Read the records below. Copy each line where the string "this" occurs.

>> Start

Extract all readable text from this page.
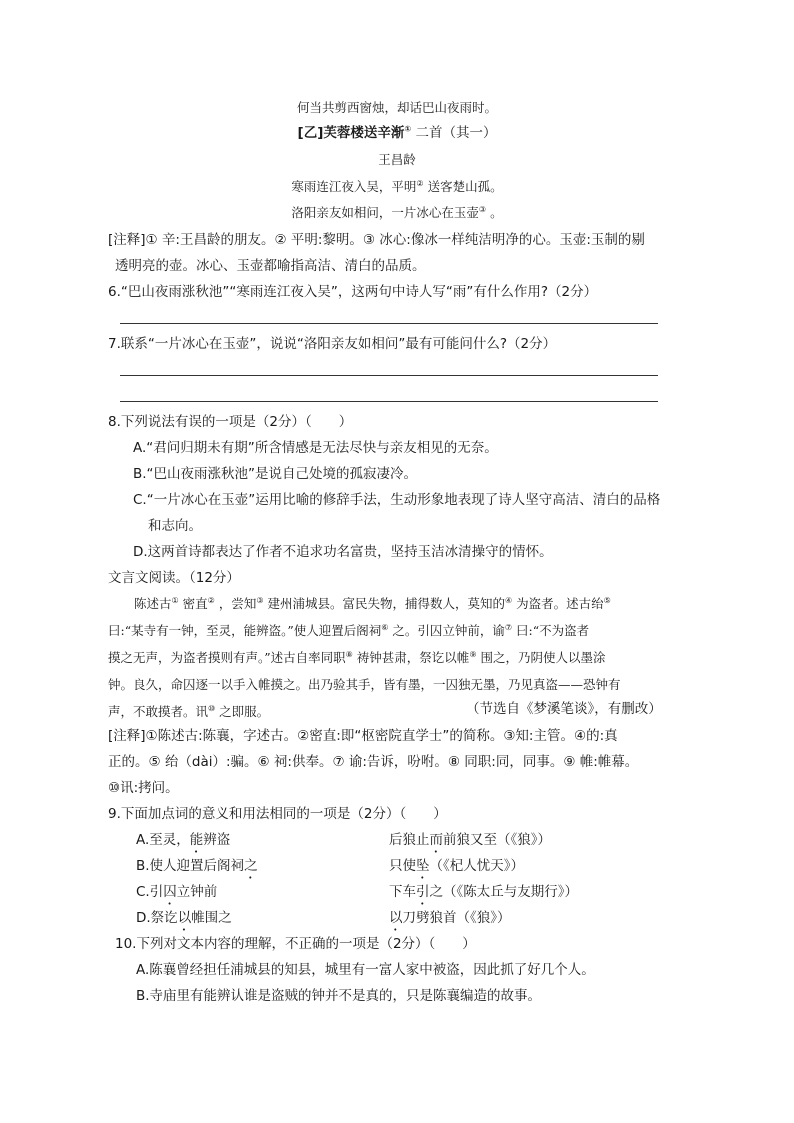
何当共剪西窗烛，却话巴山夜雨时。
[乙]芙蓉楼送辛渐① 二首（其一）
王昌龄
寒雨连江夜入吴，平明② 送客楚山孤。
洛阳亲友如相问，一片冰心在玉壶③ 。
[注释]① 辛:王昌龄的朋友。② 平明:黎明。③ 冰心:像冰一样纯洁明净的心。玉壶:玉制的剔
透明亮的壶。冰心、玉壶都喻指高洁、清白的品质。
6.“巴山夜雨涨秋池”“寒雨连江夜入吴”，这两句中诗人写“雨”有什么作用?（2分）
7.联系“一片冰心在玉壶”，说说“洛阳亲友如相问”最有可能问什么?（2分）
8.下列说法有误的一项是（2分）（　　）
A.“君问归期未有期”所含情感是无法尽快与亲友相见的无奈。
B.“巴山夜雨涨秋池”是说自己处境的孤寂凄冷。
C.“一片冰心在玉壶”运用比喻的修辞手法，生动形象地表现了诗人坚守高洁、清白的品格
和志向。
D.这两首诗都表达了作者不追求功名富贵，坚持玉洁冰清操守的情怀。
文言文阅读。（12分）
陈述古① 密直② ，尝知③ 建州浦城县。富民失物，捕得数人，莫知的④ 为盗者。述古绐⑤
曰:“某寺有一钟，至灵，能辨盗。”使人迎置后阁祠⑥ 之。引囚立钟前，谕⑦ 曰:“不为盗者
摸之无声，为盗者摸则有声。”述古自率同职⑧ 祷钟甚肃，祭讫以帷⑨ 围之，乃阴使人以墨涂
钟。良久，命囚逐一以手入帷摸之。出乃验其手，皆有墨，一囚独无墨，乃见真盗——恐钟有
声，不敢摸者。讯⑩ 之即服。	（节选自《梦溪笔谈》，有删改）
[注释]①陈述古:陈襄，字述古。②密直:即“枢密院直学士”的简称。③知:主管。④的:真
正的。⑤ 绐（dài）:骗。⑥ 祠:供奉。⑦ 谕:告诉，吩咐。⑧ 同职:同，同事。⑨ 帷:帷幕。
⑩讯:拷问。
9.下面加点词的意义和用法相同的一项是（2分）（　　）
A.至灵，能辨盗	后狼止而前狼又至（《狼》）
B.使人迎置后阁祠之	只使坠（《杞人忧天》）
C.引囚立钟前	下车引之（《陈太丘与友期行》）
D.祭讫以帷围之	以刀劈狼首（《狼》）
10.下列对文本内容的理解，不正确的一项是（2分）（　　）
A.陈襄曾经担任浦城县的知县，城里有一富人家中被盗，因此抓了好几个人。
B.寺庙里有能辨认谁是盗贼的钟并不是真的，只是陈襄编造的故事。
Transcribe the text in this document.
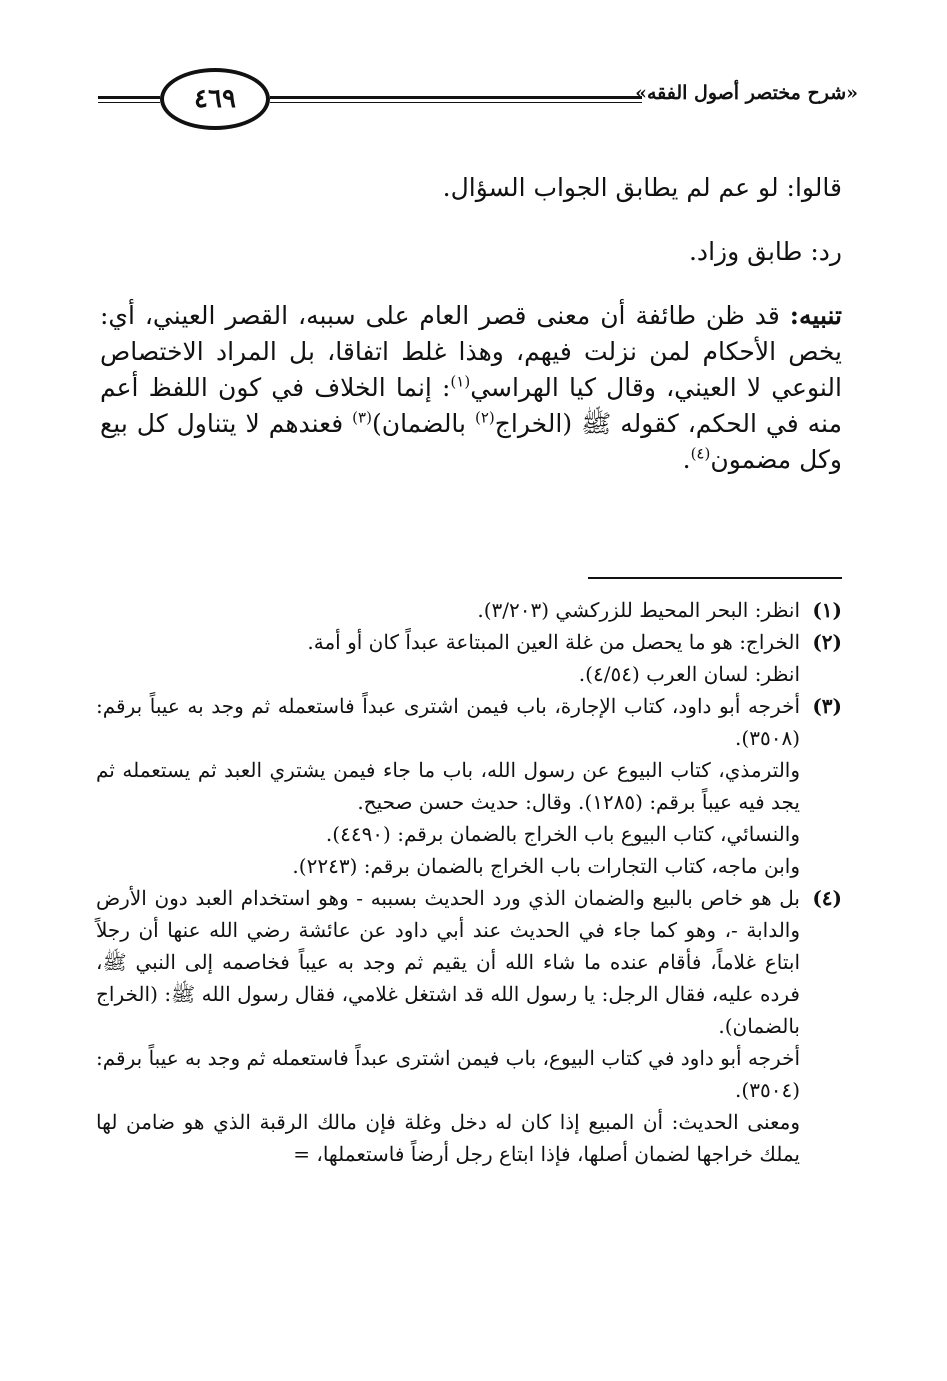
٤٦٩	«شرح مختصر أصول الفقه»

قالوا: لو عم لم يطابق الجواب السؤال.

رد: طابق وزاد.

تنبيه: قد ظن طائفة أن معنى قصر العام على سببه، القصر العيني، أي: يخص الأحكام لمن نزلت فيهم، وهذا غلط اتفاقا، بل المراد الاختصاص النوعي لا العيني، وقال كيا الهراسي$^{(١)}$: إنما الخلاف في كون اللفظ أعم منه في الحكم، كقوله ﷺ (الخراج$^{(٢)}$ بالضمان)$^{(٣)}$ فعندهم لا يتناول كل بيع وكل مضمون$^{(٤)}$.

(١)
انظر: البحر المحيط للزركشي (٣/٢٠٣).
(٢)
الخراج: هو ما يحصل من غلة العين المبتاعة عبداً كان أو أمة.
انظر: لسان العرب (٤/٥٤).
(٣)
أخرجه أبو داود، كتاب الإجارة، باب فيمن اشترى عبداً فاستعمله ثم وجد به عيباً برقم: (٣٥٠٨).
والترمذي، كتاب البيوع عن رسول الله، باب ما جاء فيمن يشتري العبد ثم يستعمله ثم يجد فيه عيباً برقم: (١٢٨٥). وقال: حديث حسن صحيح.
والنسائي، كتاب البيوع باب الخراج بالضمان برقم: (٤٤٩٠).
وابن ماجه، كتاب التجارات باب الخراج بالضمان برقم: (٢٢٤٣).
(٤)
بل هو خاص بالبيع والضمان الذي ورد الحديث بسببه - وهو استخدام العبد دون الأرض والدابة -، وهو كما جاء في الحديث عند أبي داود عن عائشة رضي الله عنها أن رجلاً ابتاع غلاماً، فأقام عنده ما شاء الله أن يقيم ثم وجد به عيباً فخاصمه إلى النبي ﷺ، فرده عليه، فقال الرجل: يا رسول الله قد اشتغل غلامي، فقال رسول الله ﷺ: (الخراج بالضمان).
أخرجه أبو داود في كتاب البيوع، باب فيمن اشترى عبداً فاستعمله ثم وجد به عيباً برقم: (٣٥٠٤).
ومعنى الحديث: أن المبيع إذا كان له دخل وغلة فإن مالك الرقبة الذي هو ضامن لها يملك خراجها لضمان أصلها، فإذا ابتاع رجل أرضاً فاستعملها، =
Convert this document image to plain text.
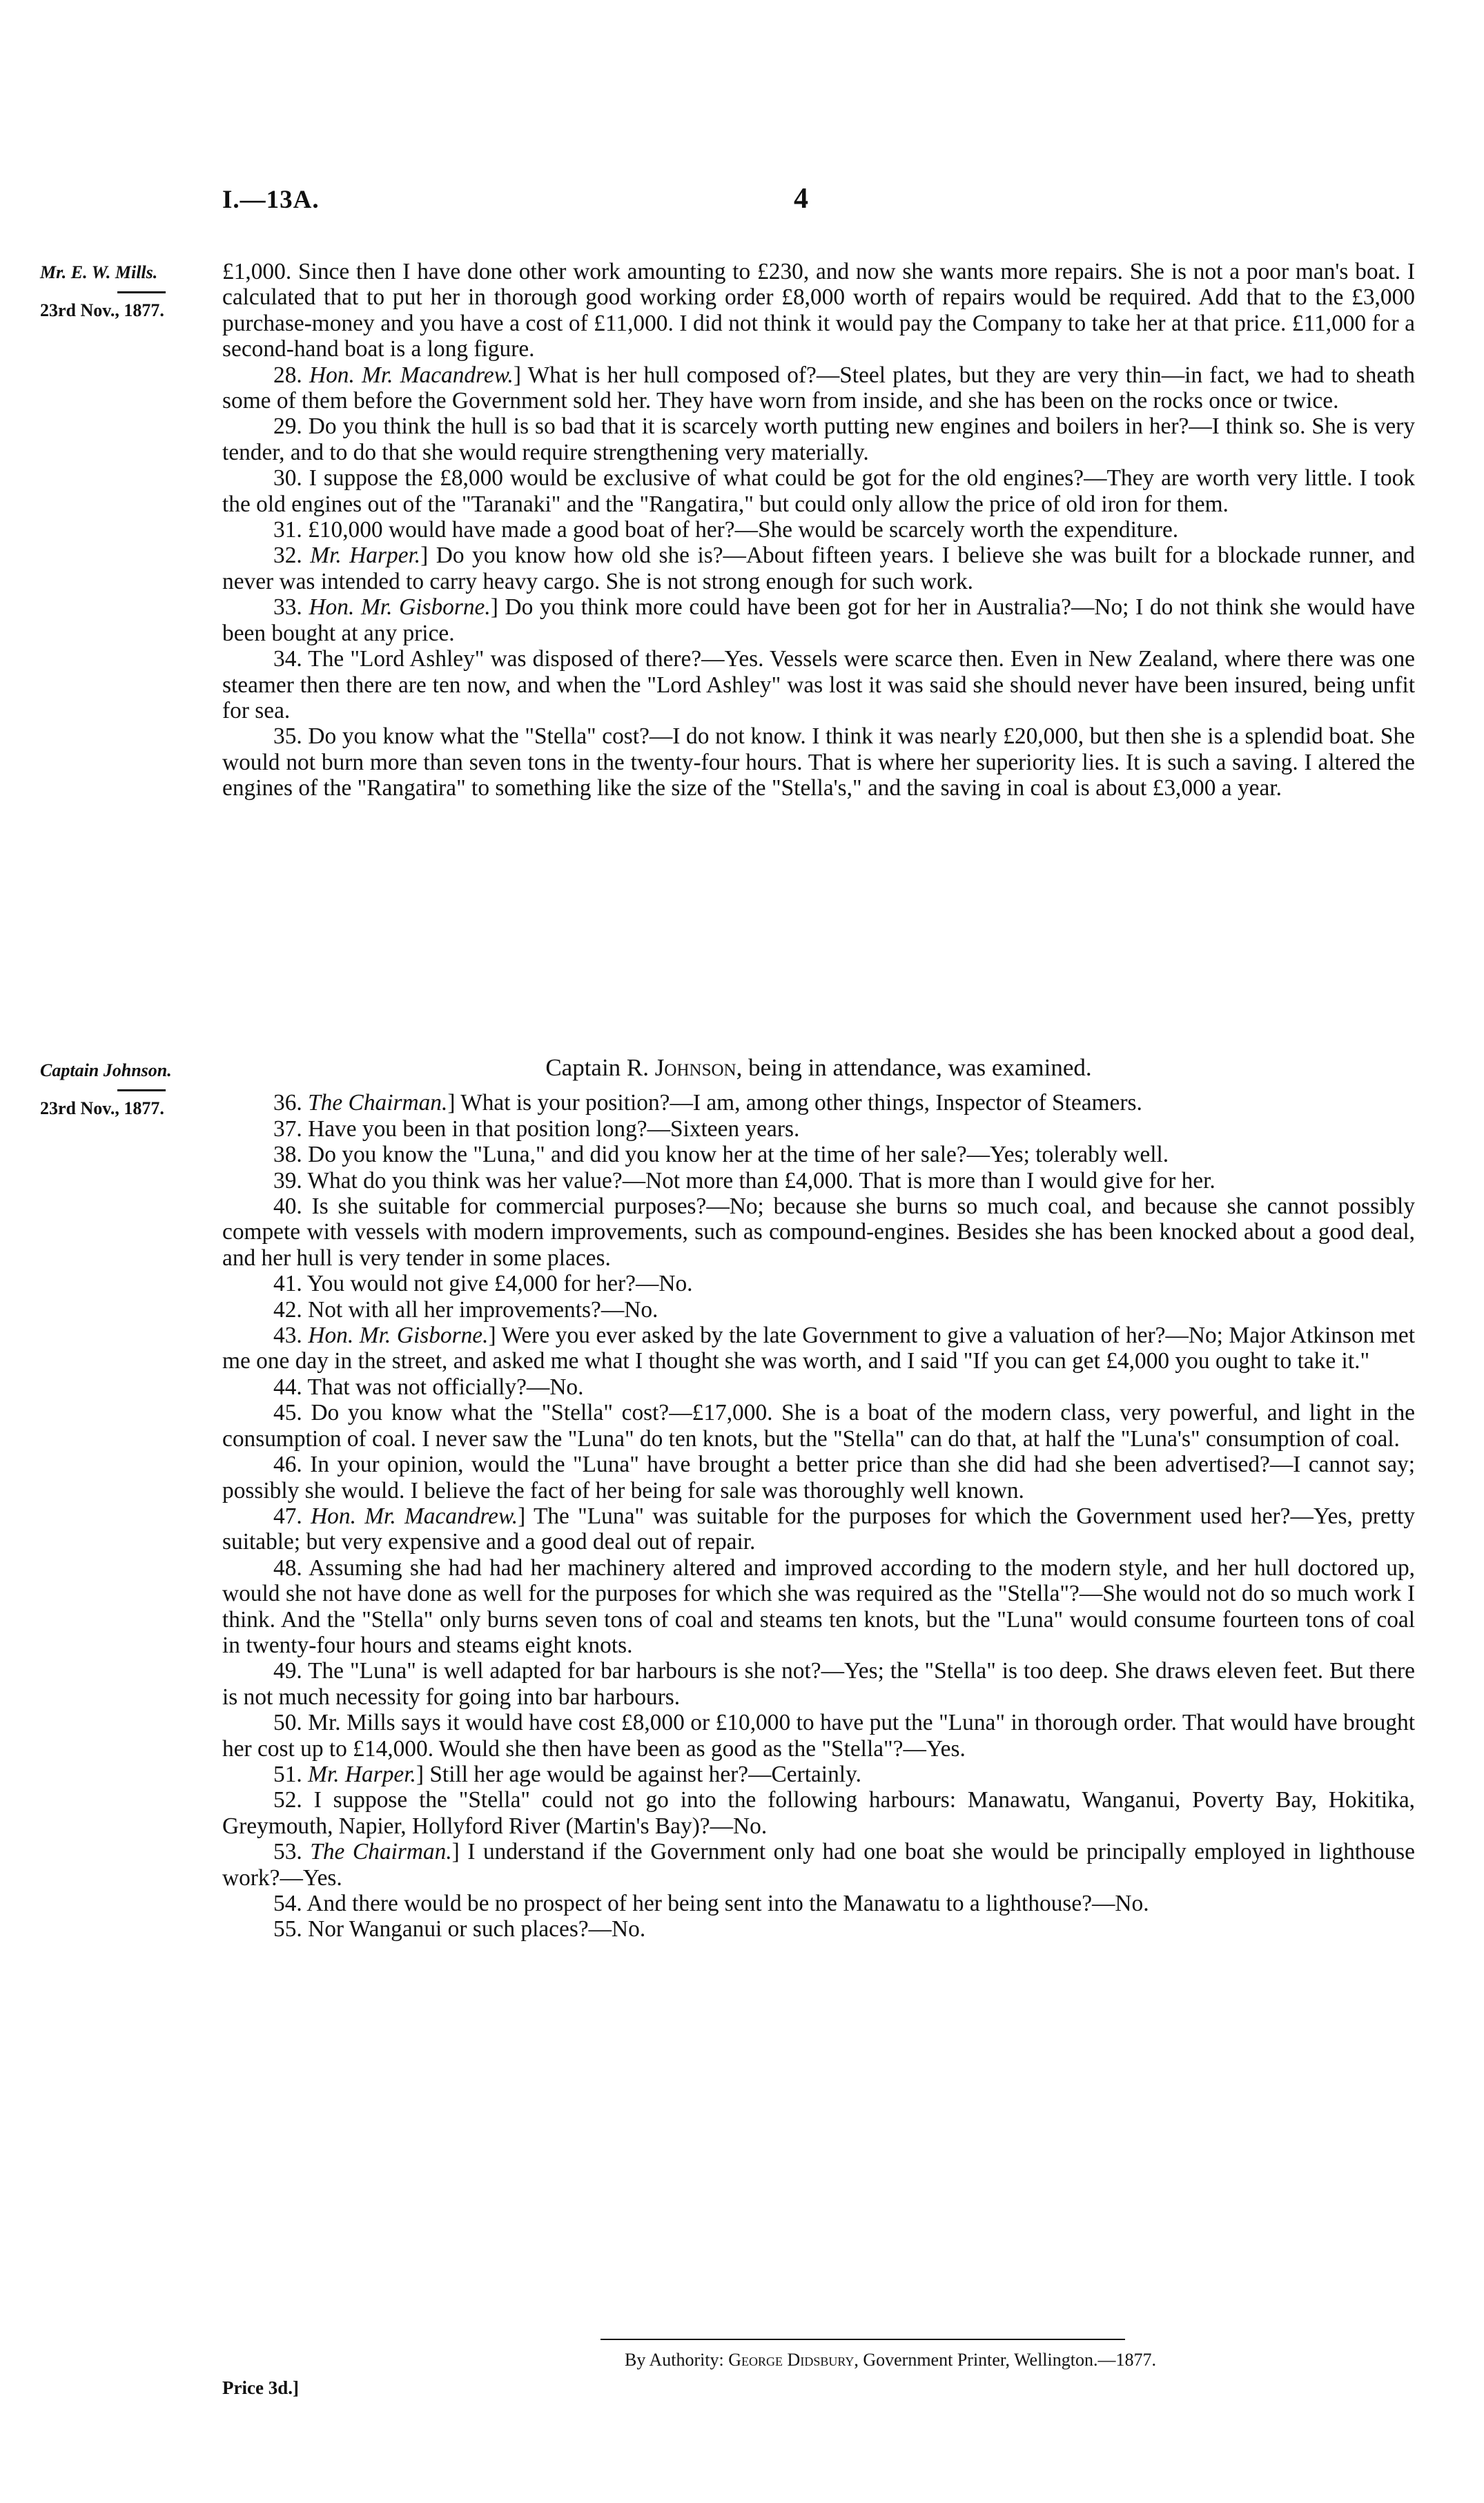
I.—13A.	4
Mr. E. W. Mills.
23rd Nov., 1877.
Captain Johnson.
23rd Nov., 1877.

£1,000. Since then I have done other work amounting to £230, and now she wants more repairs. She is not a poor man's boat. I calculated that to put her in thorough good working order £8,000 worth of repairs would be required. Add that to the £3,000 purchase-money and you have a cost of £11,000. I did not think it would pay the Company to take her at that price. £11,000 for a second-hand boat is a long figure.

28. Hon. Mr. Macandrew.] What is her hull composed of?—Steel plates, but they are very thin—in fact, we had to sheath some of them before the Government sold her. They have worn from inside, and she has been on the rocks once or twice.

29. Do you think the hull is so bad that it is scarcely worth putting new engines and boilers in her?—I think so. She is very tender, and to do that she would require strengthening very materially.

30. I suppose the £8,000 would be exclusive of what could be got for the old engines?—They are worth very little. I took the old engines out of the "Taranaki" and the "Rangatira," but could only allow the price of old iron for them.

31. £10,000 would have made a good boat of her?—She would be scarcely worth the expenditure.

32. Mr. Harper.] Do you know how old she is?—About fifteen years. I believe she was built for a blockade runner, and never was intended to carry heavy cargo. She is not strong enough for such work.

33. Hon. Mr. Gisborne.] Do you think more could have been got for her in Australia?—No; I do not think she would have been bought at any price.

34. The "Lord Ashley" was disposed of there?—Yes. Vessels were scarce then. Even in New Zealand, where there was one steamer then there are ten now, and when the "Lord Ashley" was lost it was said she should never have been insured, being unfit for sea.

35. Do you know what the "Stella" cost?—I do not know. I think it was nearly £20,000, but then she is a splendid boat. She would not burn more than seven tons in the twenty-four hours. That is where her superiority lies. It is such a saving. I altered the engines of the "Rangatira" to something like the size of the "Stella's," and the saving in coal is about £3,000 a year.

Captain R. Johnson, being in attendance, was examined.

36. The Chairman.] What is your position?—I am, among other things, Inspector of Steamers.

37. Have you been in that position long?—Sixteen years.

38. Do you know the "Luna," and did you know her at the time of her sale?—Yes; tolerably well.

39. What do you think was her value?—Not more than £4,000. That is more than I would give for her.

40. Is she suitable for commercial purposes?—No; because she burns so much coal, and because she cannot possibly compete with vessels with modern improvements, such as compound-engines. Besides she has been knocked about a good deal, and her hull is very tender in some places.

41. You would not give £4,000 for her?—No.

42. Not with all her improvements?—No.

43. Hon. Mr. Gisborne.] Were you ever asked by the late Government to give a valuation of her?—No; Major Atkinson met me one day in the street, and asked me what I thought she was worth, and I said "If you can get £4,000 you ought to take it."

44. That was not officially?—No.

45. Do you know what the "Stella" cost?—£17,000. She is a boat of the modern class, very powerful, and light in the consumption of coal. I never saw the "Luna" do ten knots, but the "Stella" can do that, at half the "Luna's" consumption of coal.

46. In your opinion, would the "Luna" have brought a better price than she did had she been advertised?—I cannot say; possibly she would. I believe the fact of her being for sale was thoroughly well known.

47. Hon. Mr. Macandrew.] The "Luna" was suitable for the purposes for which the Government used her?—Yes, pretty suitable; but very expensive and a good deal out of repair.

48. Assuming she had had her machinery altered and improved according to the modern style, and her hull doctored up, would she not have done as well for the purposes for which she was required as the "Stella"?—She would not do so much work I think. And the "Stella" only burns seven tons of coal and steams ten knots, but the "Luna" would consume fourteen tons of coal in twenty-four hours and steams eight knots.

49. The "Luna" is well adapted for bar harbours is she not?—Yes; the "Stella" is too deep. She draws eleven feet. But there is not much necessity for going into bar harbours.

50. Mr. Mills says it would have cost £8,000 or £10,000 to have put the "Luna" in thorough order. That would have brought her cost up to £14,000. Would she then have been as good as the "Stella"?—Yes.

51. Mr. Harper.] Still her age would be against her?—Certainly.

52. I suppose the "Stella" could not go into the following harbours: Manawatu, Wanganui, Poverty Bay, Hokitika, Greymouth, Napier, Hollyford River (Martin's Bay)?—No.

53. The Chairman.] I understand if the Government only had one boat she would be principally employed in lighthouse work?—Yes.

54. And there would be no prospect of her being sent into the Manawatu to a lighthouse?—No.

55. Nor Wanganui or such places?—No.

By Authority: George Didsbury, Government Printer, Wellington.—1877.
Price 3d.]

>> End

• [ANSWER FOR THE TASK]:
Extract all readable text from this page.
Transcribe the text in this document.
Convert this document image to plain text.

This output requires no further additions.